• THE PROBLEM: Without the pictures, set down every line of the data exactly.
─── DATA TO PROCESS
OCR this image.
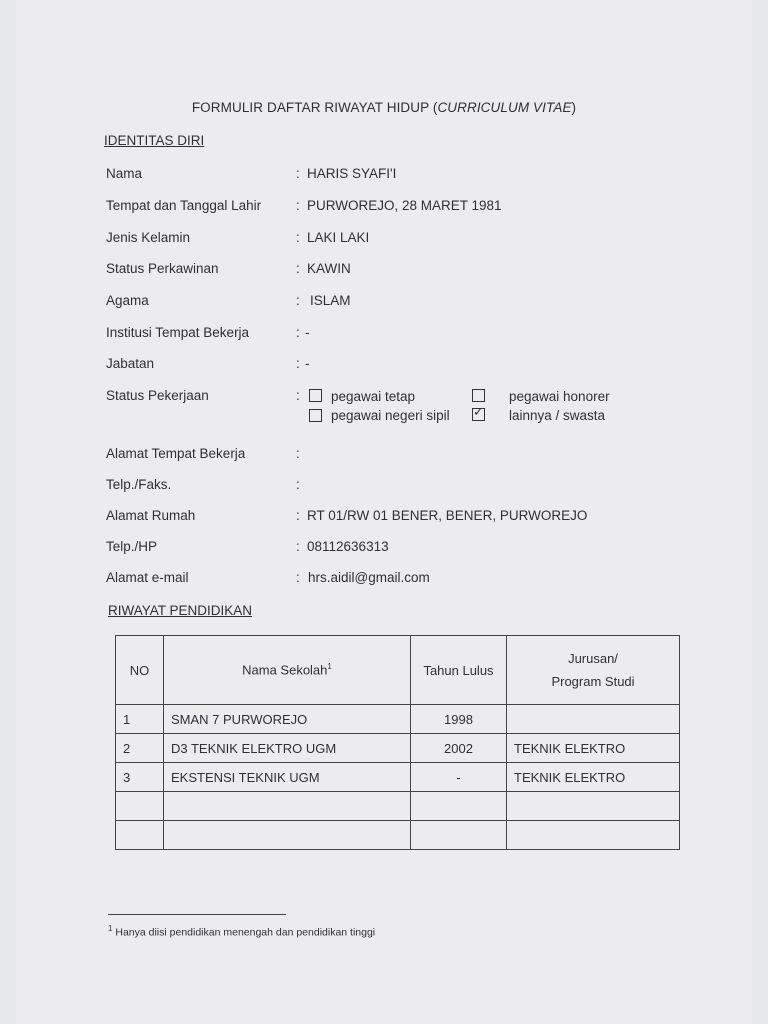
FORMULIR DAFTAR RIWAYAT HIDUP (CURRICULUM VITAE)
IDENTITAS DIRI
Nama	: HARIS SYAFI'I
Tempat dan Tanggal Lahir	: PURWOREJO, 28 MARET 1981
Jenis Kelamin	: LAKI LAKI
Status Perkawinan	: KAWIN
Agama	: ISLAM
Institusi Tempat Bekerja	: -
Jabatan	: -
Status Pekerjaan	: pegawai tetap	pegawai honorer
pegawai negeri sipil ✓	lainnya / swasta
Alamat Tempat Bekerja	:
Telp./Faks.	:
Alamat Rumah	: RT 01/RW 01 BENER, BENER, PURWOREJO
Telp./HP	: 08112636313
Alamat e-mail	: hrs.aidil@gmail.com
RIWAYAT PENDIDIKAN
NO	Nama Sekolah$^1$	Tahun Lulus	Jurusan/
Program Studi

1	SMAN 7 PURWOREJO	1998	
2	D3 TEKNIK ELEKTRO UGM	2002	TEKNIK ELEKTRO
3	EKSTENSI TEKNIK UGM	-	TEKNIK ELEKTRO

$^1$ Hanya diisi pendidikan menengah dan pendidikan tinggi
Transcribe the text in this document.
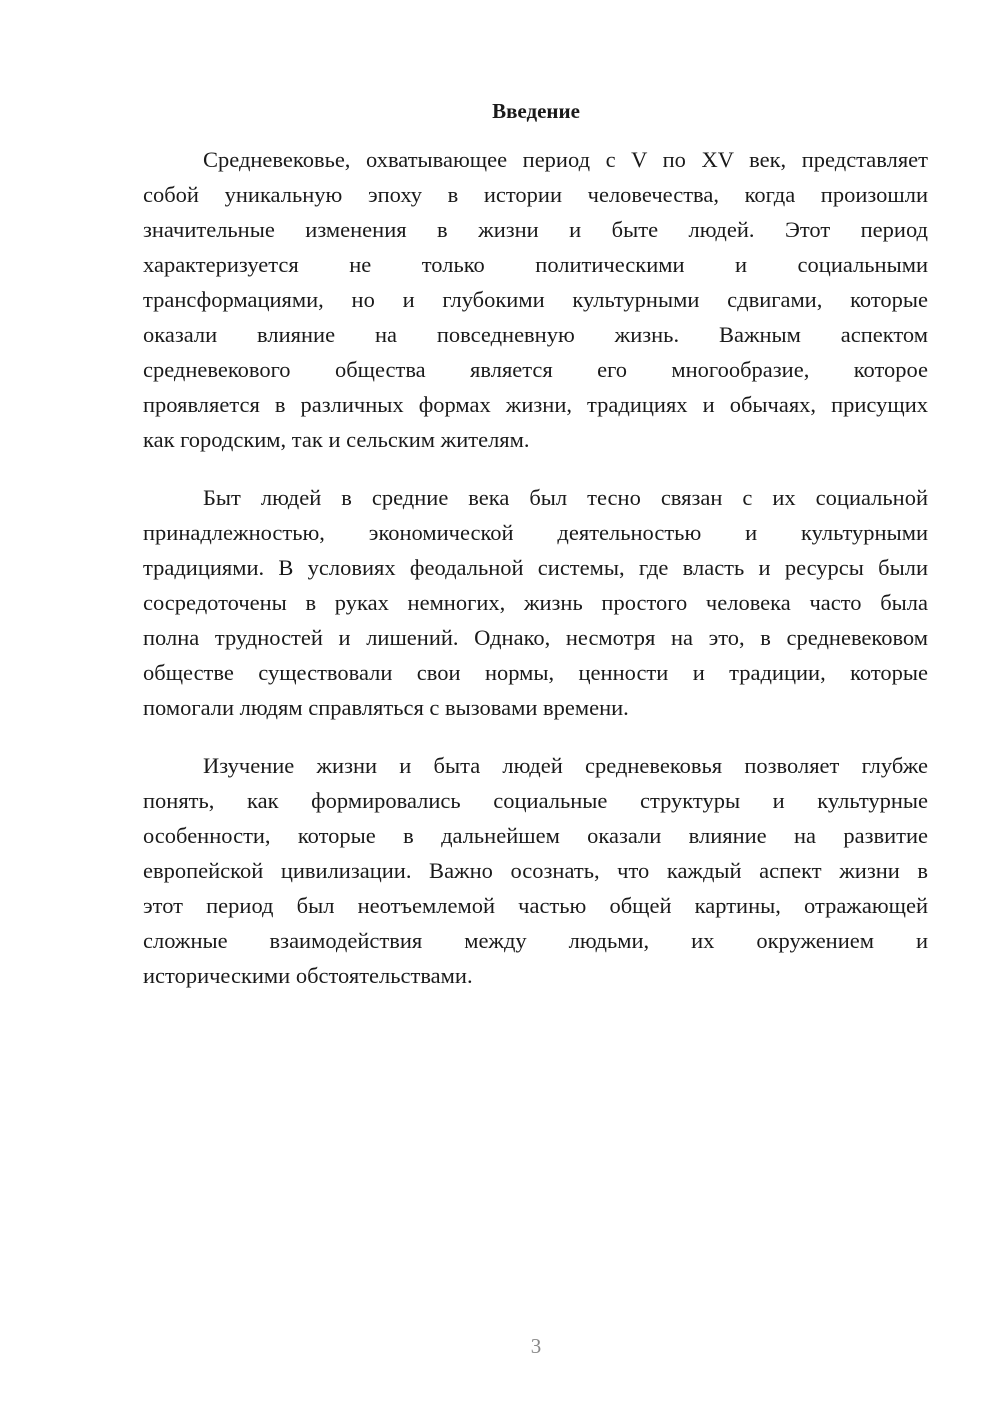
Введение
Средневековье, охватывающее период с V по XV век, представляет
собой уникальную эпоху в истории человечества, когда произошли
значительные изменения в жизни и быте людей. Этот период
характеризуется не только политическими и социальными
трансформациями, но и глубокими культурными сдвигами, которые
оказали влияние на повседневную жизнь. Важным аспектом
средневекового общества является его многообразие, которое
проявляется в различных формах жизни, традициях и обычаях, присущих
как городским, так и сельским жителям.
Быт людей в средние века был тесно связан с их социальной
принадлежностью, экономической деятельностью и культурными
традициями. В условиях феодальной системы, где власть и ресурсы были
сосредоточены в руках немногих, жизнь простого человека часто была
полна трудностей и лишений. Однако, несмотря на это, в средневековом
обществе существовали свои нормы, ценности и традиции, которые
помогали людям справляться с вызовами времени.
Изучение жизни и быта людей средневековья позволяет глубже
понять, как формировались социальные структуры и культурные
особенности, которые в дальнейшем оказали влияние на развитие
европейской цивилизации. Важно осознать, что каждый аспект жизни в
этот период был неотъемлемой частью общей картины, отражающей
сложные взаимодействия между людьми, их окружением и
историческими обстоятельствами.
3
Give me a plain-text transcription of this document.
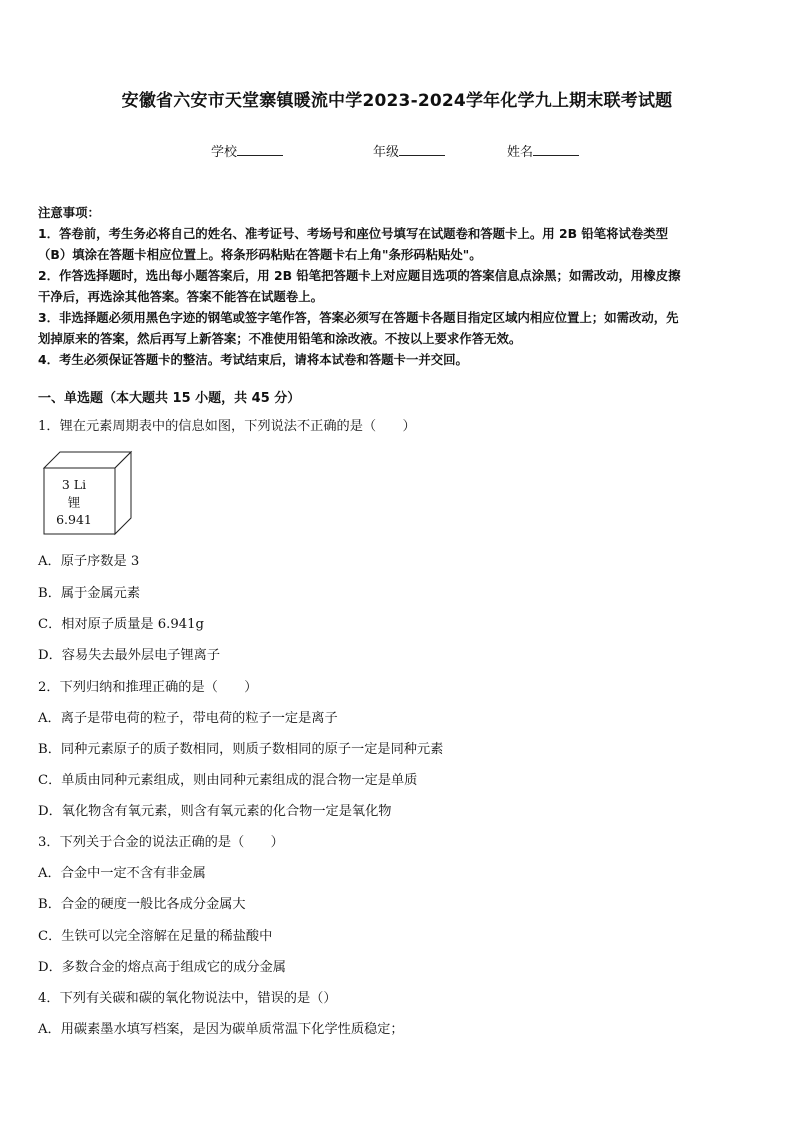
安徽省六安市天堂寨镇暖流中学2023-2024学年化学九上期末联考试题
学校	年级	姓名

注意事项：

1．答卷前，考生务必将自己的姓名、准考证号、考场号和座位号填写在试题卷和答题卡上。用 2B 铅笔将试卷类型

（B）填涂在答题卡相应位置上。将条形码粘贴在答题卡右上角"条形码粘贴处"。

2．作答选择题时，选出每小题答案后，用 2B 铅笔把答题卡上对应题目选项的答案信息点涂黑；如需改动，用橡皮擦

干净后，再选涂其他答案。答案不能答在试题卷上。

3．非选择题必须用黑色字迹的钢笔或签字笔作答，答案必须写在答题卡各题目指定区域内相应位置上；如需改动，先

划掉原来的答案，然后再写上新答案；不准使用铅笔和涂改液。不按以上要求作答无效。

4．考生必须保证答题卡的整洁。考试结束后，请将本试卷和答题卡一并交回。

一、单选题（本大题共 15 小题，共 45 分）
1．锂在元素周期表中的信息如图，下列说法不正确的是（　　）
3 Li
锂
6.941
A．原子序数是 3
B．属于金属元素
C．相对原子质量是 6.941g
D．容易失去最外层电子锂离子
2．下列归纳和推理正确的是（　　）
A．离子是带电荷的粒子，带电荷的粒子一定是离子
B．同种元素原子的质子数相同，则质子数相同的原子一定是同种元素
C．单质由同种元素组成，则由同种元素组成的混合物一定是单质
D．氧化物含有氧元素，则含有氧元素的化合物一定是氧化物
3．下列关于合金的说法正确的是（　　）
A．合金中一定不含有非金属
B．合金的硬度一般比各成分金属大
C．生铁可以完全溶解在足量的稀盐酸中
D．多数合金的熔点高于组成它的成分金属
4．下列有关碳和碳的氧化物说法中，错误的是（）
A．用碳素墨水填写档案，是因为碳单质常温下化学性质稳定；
──────
• FULL RESPONSE:
OCR this image.
FORMULIR DAFTAR RIWAYAT HIDUP (CURRICULUM VITAE)
IDENTITAS DIRI
Nama	: HARIS SYAFI'I
Tempat dan Tanggal Lahir	: PURWOREJO, 28 MARET 1981
Jenis Kelamin	: LAKI LAKI
Status Perkawinan	: KAWIN
Agama	: ISLAM
Institusi Tempat Bekerja	: -
Jabatan	: -
Status Pekerjaan	: pegawai tetap	pegawai honorer
pegawai negeri sipil ✓	lainnya / swasta
Alamat Tempat Bekerja	:
Telp./Faks.	:
Alamat Rumah	: RT 01/RW 01 BENER, BENER, PURWOREJO
Telp./HP	: 08112636313
Alamat e-mail	: hrs.aidil@gmail.com
RIWAYAT PENDIDIKAN
NO	Nama Sekolah$^1$	Tahun Lulus	Jurusan/
Program Studi

1	SMAN 7 PURWOREJO	1998	
2	D3 TEKNIK ELEKTRO UGM	2002	TEKNIK ELEKTRO
3	EKSTENSI TEKNIK UGM	-	TEKNIK ELEKTRO

$^1$ Hanya diisi pendidikan menengah dan pendidikan tinggi
Transcribe the text in this document.
Введение
Средневековье, охватывающее период с V по XV век, представляет
собой уникальную эпоху в истории человечества, когда произошли
значительные изменения в жизни и быте людей. Этот период
характеризуется не только политическими и социальными
трансформациями, но и глубокими культурными сдвигами, которые
оказали влияние на повседневную жизнь. Важным аспектом
средневекового общества является его многообразие, которое
проявляется в различных формах жизни, традициях и обычаях, присущих
как городским, так и сельским жителям.
Быт людей в средние века был тесно связан с их социальной
принадлежностью, экономической деятельностью и культурными
традициями. В условиях феодальной системы, где власть и ресурсы были
сосредоточены в руках немногих, жизнь простого человека часто была
полна трудностей и лишений. Однако, несмотря на это, в средневековом
обществе существовали свои нормы, ценности и традиции, которые
помогали людям справляться с вызовами времени.
Изучение жизни и быта людей средневековья позволяет глубже
понять, как формировались социальные структуры и культурные
особенности, которые в дальнейшем оказали влияние на развитие
европейской цивилизации. Важно осознать, что каждый аспект жизни в
этот период был неотъемлемой частью общей картины, отражающей
сложные взаимодействия между людьми, их окружением и
историческими обстоятельствами.
3
Give me a plain-text transcription of this document.
安徽省六安市天堂寨镇暖流中学2023-2024学年化学九上期末联考试题
学校	年级	姓名

注意事项：

1．答卷前，考生务必将自己的姓名、准考证号、考场号和座位号填写在试题卷和答题卡上。用 2B 铅笔将试卷类型

（B）填涂在答题卡相应位置上。将条形码粘贴在答题卡右上角"条形码粘贴处"。

2．作答选择题时，选出每小题答案后，用 2B 铅笔把答题卡上对应题目选项的答案信息点涂黑；如需改动，用橡皮擦

干净后，再选涂其他答案。答案不能答在试题卷上。

3．非选择题必须用黑色字迹的钢笔或签字笔作答，答案必须写在答题卡各题目指定区域内相应位置上；如需改动，先

划掉原来的答案，然后再写上新答案；不准使用铅笔和涂改液。不按以上要求作答无效。

4．考生必须保证答题卡的整洁。考试结束后，请将本试卷和答题卡一并交回。

一、单选题（本大题共 15 小题，共 45 分）
1．锂在元素周期表中的信息如图，下列说法不正确的是（　　）
3 Li
锂
6.941
A．原子序数是 3
B．属于金属元素
C．相对原子质量是 6.941g
D．容易失去最外层电子锂离子
2．下列归纳和推理正确的是（　　）
A．离子是带电荷的粒子，带电荷的粒子一定是离子
B．同种元素原子的质子数相同，则质子数相同的原子一定是同种元素
C．单质由同种元素组成，则由同种元素组成的混合物一定是单质
D．氧化物含有氧元素，则含有氧元素的化合物一定是氧化物
3．下列关于合金的说法正确的是（　　）
A．合金中一定不含有非金属
B．合金的硬度一般比各成分金属大
C．生铁可以完全溶解在足量的稀盐酸中
D．多数合金的熔点高于组成它的成分金属
4．下列有关碳和碳的氧化物说法中，错误的是（）
A．用碳素墨水填写档案，是因为碳单质常温下化学性质稳定；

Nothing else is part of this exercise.